_WORK TO BE COMPLETED_
Check every line of the material below for the string "whether", and return the ones that have it.

>> begin DATASET EXTRACT

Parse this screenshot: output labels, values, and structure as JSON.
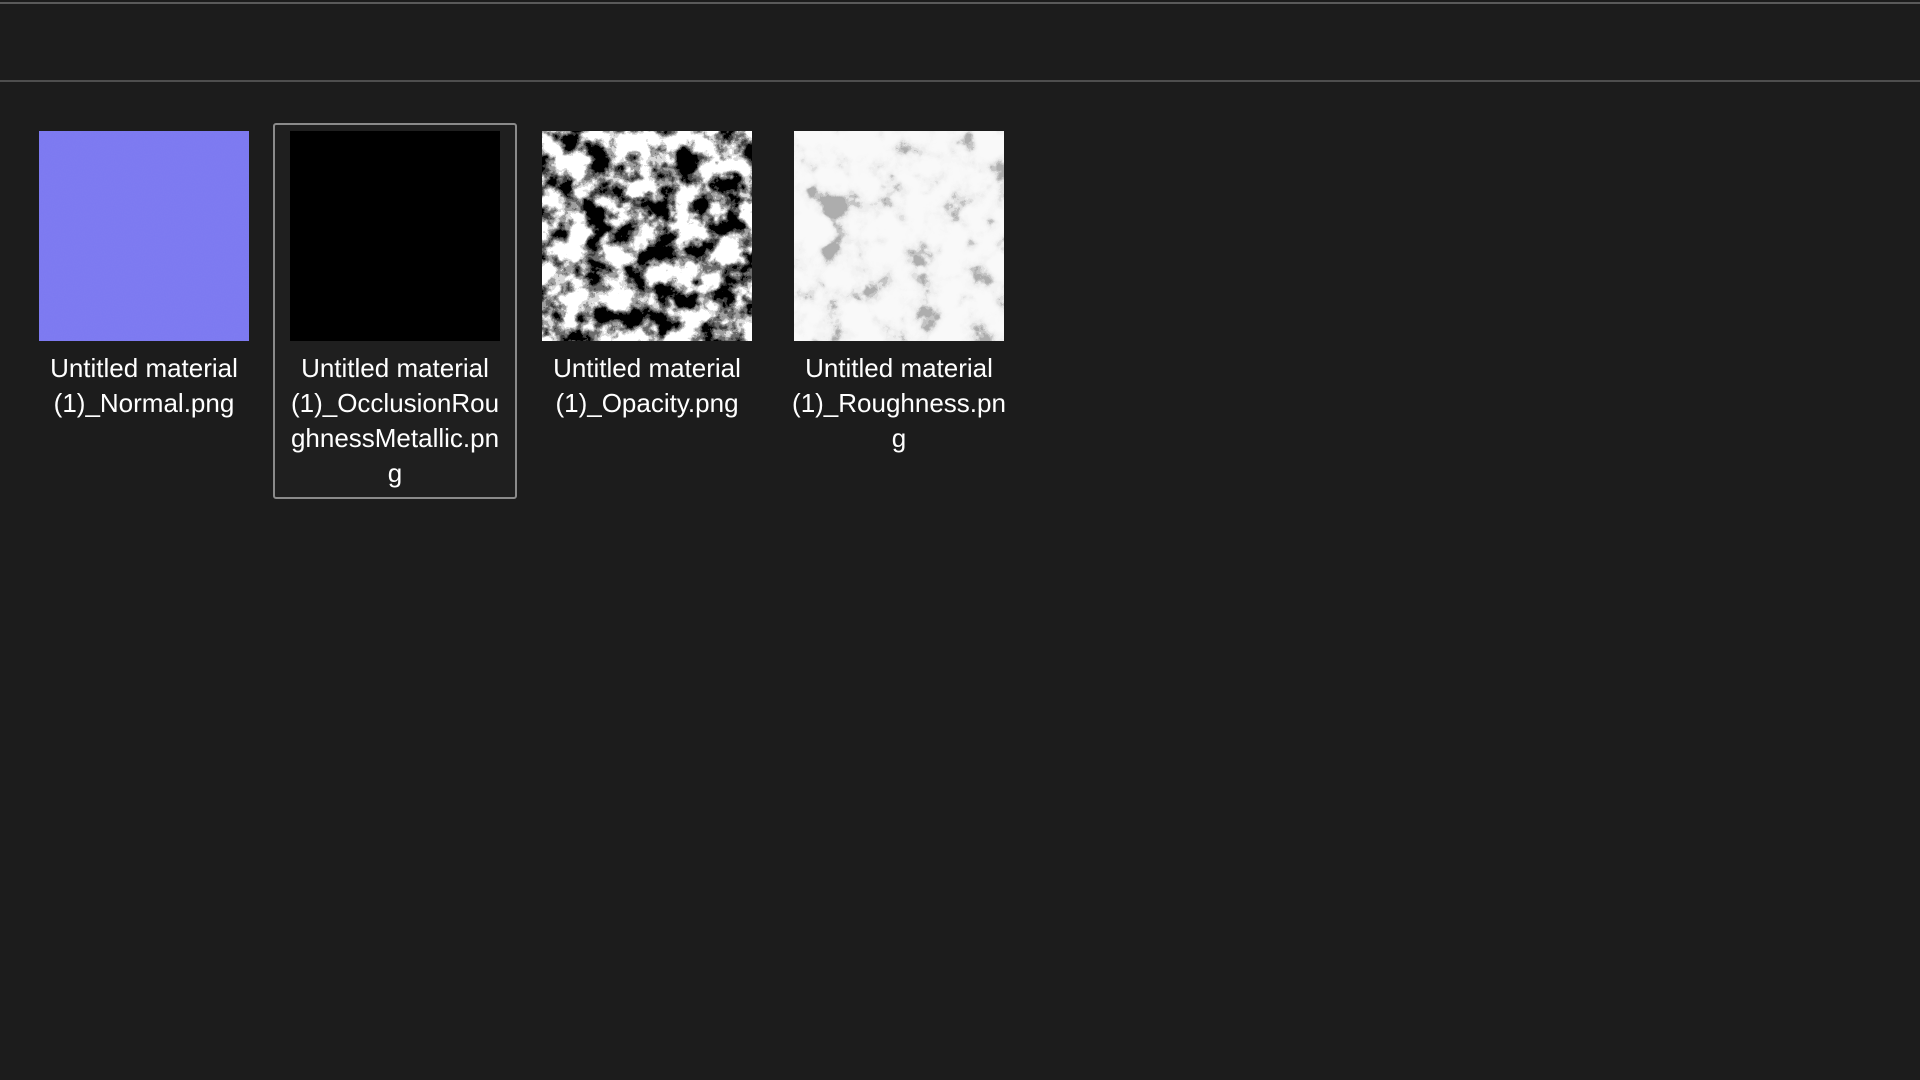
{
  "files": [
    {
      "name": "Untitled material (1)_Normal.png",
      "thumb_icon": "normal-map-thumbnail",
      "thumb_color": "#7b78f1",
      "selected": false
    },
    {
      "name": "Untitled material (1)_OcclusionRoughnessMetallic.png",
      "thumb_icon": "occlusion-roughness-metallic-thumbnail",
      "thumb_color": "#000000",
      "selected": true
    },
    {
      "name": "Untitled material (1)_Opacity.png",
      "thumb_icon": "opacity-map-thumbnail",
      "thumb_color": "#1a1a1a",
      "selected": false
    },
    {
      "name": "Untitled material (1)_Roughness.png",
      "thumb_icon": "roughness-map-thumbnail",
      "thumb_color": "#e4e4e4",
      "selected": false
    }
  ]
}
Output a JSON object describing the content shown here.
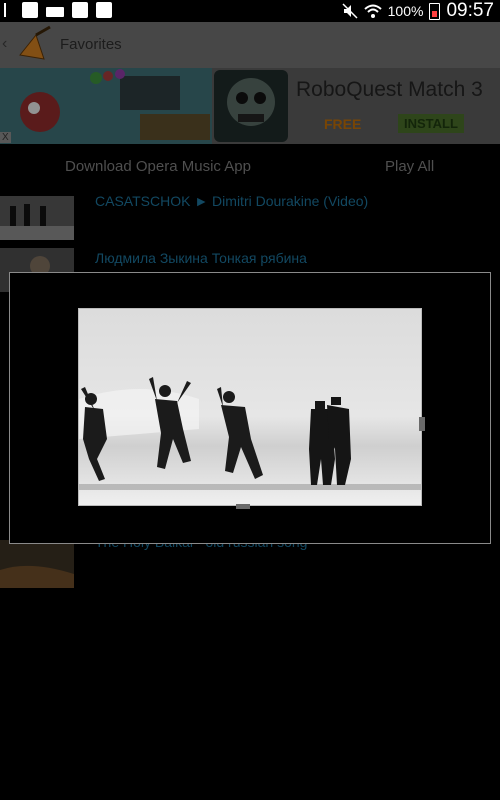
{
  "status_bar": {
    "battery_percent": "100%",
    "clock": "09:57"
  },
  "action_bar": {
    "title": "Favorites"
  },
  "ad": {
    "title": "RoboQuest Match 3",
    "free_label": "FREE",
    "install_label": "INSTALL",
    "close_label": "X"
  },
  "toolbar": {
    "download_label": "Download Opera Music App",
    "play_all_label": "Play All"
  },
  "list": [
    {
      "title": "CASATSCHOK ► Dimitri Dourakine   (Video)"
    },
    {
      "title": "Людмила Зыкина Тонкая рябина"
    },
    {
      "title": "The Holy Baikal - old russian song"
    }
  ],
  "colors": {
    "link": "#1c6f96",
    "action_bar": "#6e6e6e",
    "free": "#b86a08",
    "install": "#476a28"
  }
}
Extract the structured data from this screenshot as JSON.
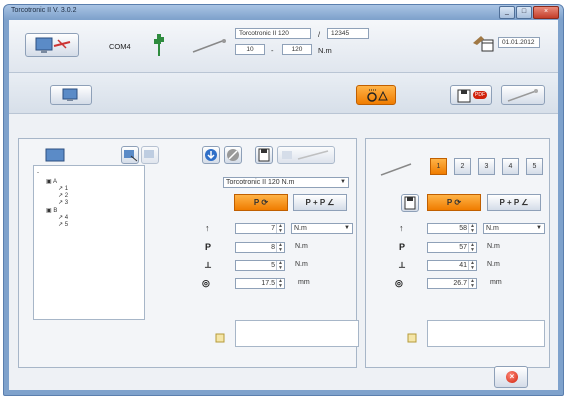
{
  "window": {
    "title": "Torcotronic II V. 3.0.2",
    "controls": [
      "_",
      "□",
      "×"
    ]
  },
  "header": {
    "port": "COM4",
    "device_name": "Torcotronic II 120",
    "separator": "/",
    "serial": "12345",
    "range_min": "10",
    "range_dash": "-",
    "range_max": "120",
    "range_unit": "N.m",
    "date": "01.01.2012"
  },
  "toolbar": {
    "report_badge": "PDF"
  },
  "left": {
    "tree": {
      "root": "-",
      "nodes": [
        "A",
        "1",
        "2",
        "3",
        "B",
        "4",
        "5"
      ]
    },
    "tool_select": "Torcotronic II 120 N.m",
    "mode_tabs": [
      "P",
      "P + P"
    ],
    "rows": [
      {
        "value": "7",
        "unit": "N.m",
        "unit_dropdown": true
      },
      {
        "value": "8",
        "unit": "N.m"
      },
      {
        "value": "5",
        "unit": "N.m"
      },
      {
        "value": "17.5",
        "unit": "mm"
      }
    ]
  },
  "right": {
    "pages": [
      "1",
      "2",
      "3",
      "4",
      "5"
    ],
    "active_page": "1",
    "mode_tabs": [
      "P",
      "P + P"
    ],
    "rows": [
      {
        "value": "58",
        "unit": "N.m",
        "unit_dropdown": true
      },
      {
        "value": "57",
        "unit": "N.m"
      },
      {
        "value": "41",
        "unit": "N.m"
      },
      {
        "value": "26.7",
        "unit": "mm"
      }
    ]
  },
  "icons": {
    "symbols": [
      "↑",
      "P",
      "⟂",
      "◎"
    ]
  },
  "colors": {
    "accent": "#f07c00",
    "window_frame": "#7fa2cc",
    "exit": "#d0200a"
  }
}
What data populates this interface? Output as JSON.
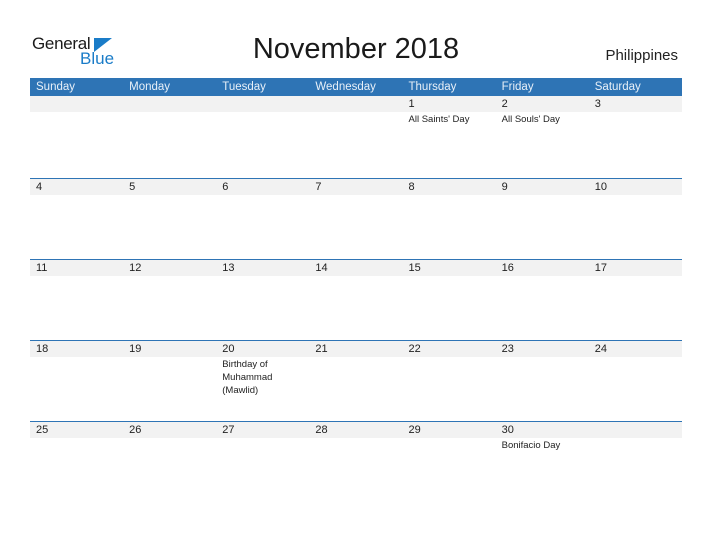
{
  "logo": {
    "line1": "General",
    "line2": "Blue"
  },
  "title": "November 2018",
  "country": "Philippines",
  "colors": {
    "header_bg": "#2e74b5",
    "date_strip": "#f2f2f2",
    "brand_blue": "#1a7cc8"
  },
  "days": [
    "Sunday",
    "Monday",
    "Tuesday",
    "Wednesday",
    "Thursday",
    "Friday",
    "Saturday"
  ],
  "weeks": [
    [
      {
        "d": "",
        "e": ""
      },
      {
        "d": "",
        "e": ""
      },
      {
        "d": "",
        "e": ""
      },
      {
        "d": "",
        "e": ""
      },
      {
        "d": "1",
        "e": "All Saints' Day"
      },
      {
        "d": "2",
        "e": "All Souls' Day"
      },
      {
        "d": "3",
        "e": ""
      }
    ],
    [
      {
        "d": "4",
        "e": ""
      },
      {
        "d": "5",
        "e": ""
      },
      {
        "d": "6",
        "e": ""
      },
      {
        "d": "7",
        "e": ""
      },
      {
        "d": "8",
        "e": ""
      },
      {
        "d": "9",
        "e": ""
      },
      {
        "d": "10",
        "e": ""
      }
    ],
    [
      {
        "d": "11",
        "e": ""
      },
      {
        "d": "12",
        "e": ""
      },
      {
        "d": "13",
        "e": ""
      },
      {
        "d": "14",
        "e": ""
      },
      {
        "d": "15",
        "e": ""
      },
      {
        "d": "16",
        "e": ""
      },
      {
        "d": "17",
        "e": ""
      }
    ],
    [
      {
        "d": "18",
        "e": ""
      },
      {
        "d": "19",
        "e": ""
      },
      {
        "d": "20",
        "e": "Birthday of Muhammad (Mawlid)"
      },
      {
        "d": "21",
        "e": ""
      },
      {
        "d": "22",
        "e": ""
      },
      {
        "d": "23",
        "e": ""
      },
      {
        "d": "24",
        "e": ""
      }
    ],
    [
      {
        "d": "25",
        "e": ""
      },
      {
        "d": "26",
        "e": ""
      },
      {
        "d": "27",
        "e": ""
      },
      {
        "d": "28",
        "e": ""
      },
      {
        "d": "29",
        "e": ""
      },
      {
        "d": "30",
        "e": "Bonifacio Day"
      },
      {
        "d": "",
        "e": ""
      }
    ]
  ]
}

>> end DATASET EXTRACT
>> begin DATASET EXTRACT

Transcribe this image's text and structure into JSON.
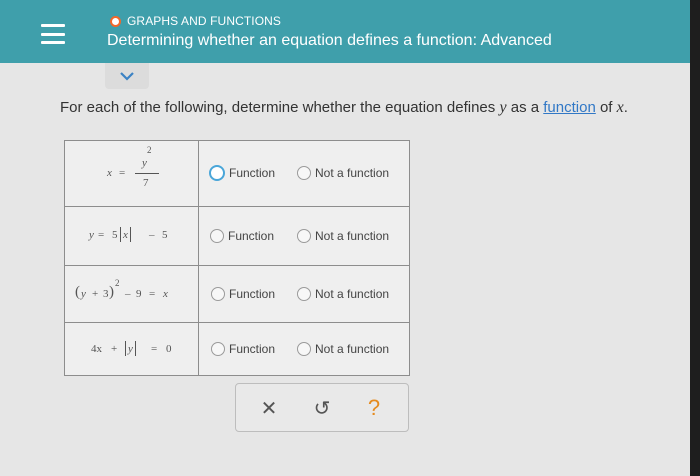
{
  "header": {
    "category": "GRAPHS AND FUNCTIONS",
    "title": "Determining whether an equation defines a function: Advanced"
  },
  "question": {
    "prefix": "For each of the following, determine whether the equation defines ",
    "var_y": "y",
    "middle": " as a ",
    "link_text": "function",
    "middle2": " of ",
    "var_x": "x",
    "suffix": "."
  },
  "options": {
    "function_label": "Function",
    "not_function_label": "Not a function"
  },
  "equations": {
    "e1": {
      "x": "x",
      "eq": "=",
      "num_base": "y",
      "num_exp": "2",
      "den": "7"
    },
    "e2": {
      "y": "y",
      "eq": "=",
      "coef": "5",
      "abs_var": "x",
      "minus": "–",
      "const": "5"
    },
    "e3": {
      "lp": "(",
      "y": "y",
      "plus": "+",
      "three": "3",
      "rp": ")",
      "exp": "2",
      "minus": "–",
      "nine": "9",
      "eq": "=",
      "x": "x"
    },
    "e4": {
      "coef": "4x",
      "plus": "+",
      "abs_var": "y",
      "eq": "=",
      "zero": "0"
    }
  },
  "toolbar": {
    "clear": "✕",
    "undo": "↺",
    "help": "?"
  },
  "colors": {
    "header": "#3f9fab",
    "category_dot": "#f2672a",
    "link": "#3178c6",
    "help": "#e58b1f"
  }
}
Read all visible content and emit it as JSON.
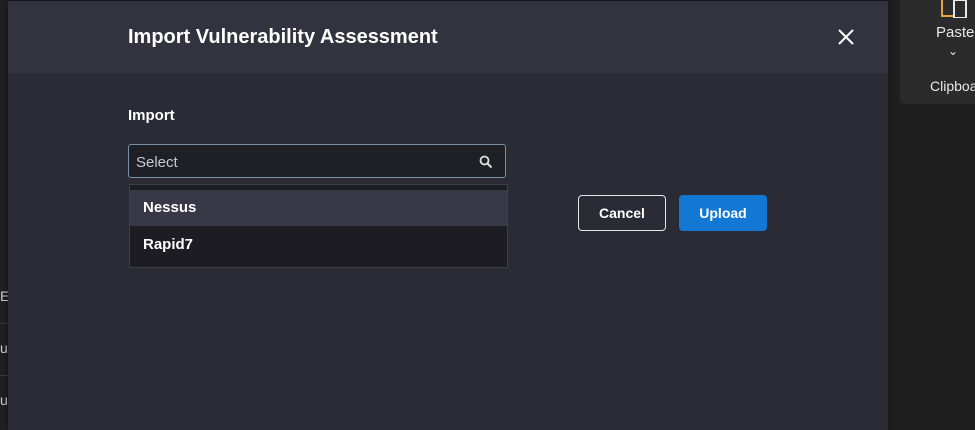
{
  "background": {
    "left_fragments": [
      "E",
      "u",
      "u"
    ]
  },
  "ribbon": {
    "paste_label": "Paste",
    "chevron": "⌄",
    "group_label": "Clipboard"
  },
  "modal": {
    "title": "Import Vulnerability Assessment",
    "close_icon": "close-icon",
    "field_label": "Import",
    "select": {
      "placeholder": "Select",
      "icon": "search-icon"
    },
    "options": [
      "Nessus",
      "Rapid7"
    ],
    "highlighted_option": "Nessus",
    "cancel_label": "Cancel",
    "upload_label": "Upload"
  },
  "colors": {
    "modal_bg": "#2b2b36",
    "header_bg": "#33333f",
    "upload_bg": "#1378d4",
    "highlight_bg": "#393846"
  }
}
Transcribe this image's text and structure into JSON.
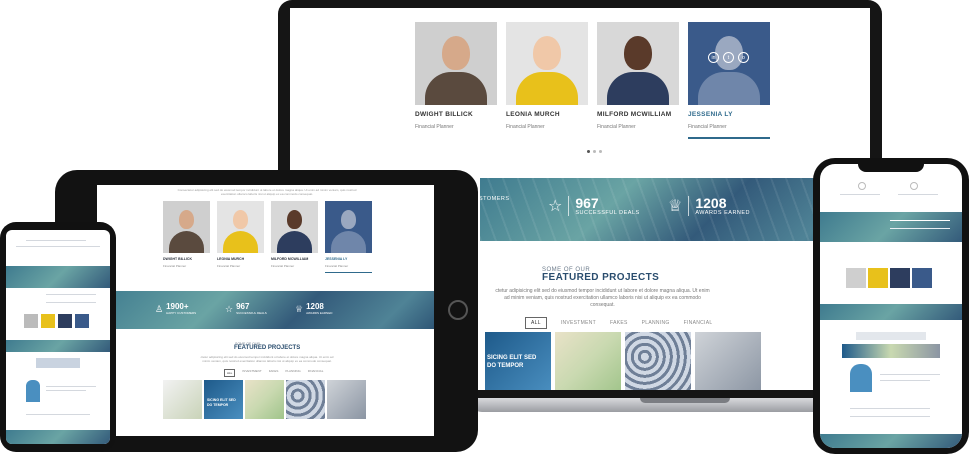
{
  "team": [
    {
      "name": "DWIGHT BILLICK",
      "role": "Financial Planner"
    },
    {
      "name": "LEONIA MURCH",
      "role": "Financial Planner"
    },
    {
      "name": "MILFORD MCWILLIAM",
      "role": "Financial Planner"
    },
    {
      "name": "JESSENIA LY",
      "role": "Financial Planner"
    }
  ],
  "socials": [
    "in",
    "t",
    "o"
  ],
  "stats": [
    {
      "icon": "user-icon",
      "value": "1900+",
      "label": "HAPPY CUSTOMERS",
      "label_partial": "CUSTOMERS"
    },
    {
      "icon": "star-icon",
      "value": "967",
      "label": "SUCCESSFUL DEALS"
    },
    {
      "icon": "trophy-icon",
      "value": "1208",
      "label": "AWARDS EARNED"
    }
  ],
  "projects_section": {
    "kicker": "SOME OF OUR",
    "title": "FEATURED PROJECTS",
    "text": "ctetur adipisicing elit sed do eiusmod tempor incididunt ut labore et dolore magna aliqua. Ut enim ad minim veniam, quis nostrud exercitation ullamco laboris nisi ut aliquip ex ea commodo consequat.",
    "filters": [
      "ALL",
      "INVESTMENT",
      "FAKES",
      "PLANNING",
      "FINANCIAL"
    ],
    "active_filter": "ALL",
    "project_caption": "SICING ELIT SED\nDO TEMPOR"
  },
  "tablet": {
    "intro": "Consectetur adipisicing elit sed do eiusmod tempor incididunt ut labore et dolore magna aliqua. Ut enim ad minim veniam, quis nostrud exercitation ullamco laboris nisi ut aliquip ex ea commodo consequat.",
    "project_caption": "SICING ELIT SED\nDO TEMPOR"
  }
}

>> end DATASET EXTRACT
>> begin DATASET EXTRACT

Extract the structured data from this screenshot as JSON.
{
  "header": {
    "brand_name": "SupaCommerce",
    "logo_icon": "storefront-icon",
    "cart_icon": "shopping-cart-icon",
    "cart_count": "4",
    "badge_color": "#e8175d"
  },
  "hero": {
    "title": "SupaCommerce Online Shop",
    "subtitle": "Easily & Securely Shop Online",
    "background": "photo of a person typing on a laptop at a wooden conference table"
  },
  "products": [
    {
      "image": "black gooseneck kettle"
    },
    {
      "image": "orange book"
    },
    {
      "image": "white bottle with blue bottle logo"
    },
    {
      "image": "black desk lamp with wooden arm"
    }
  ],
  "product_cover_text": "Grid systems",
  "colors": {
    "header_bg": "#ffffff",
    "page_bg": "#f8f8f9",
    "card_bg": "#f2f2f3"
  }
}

>> end DATASET EXTRACT

_TASK RESULT_
    "title": "Determining whether an equation defines a function: Advanced"
    "prefix": "For each of the following, determine whether the equation defines ",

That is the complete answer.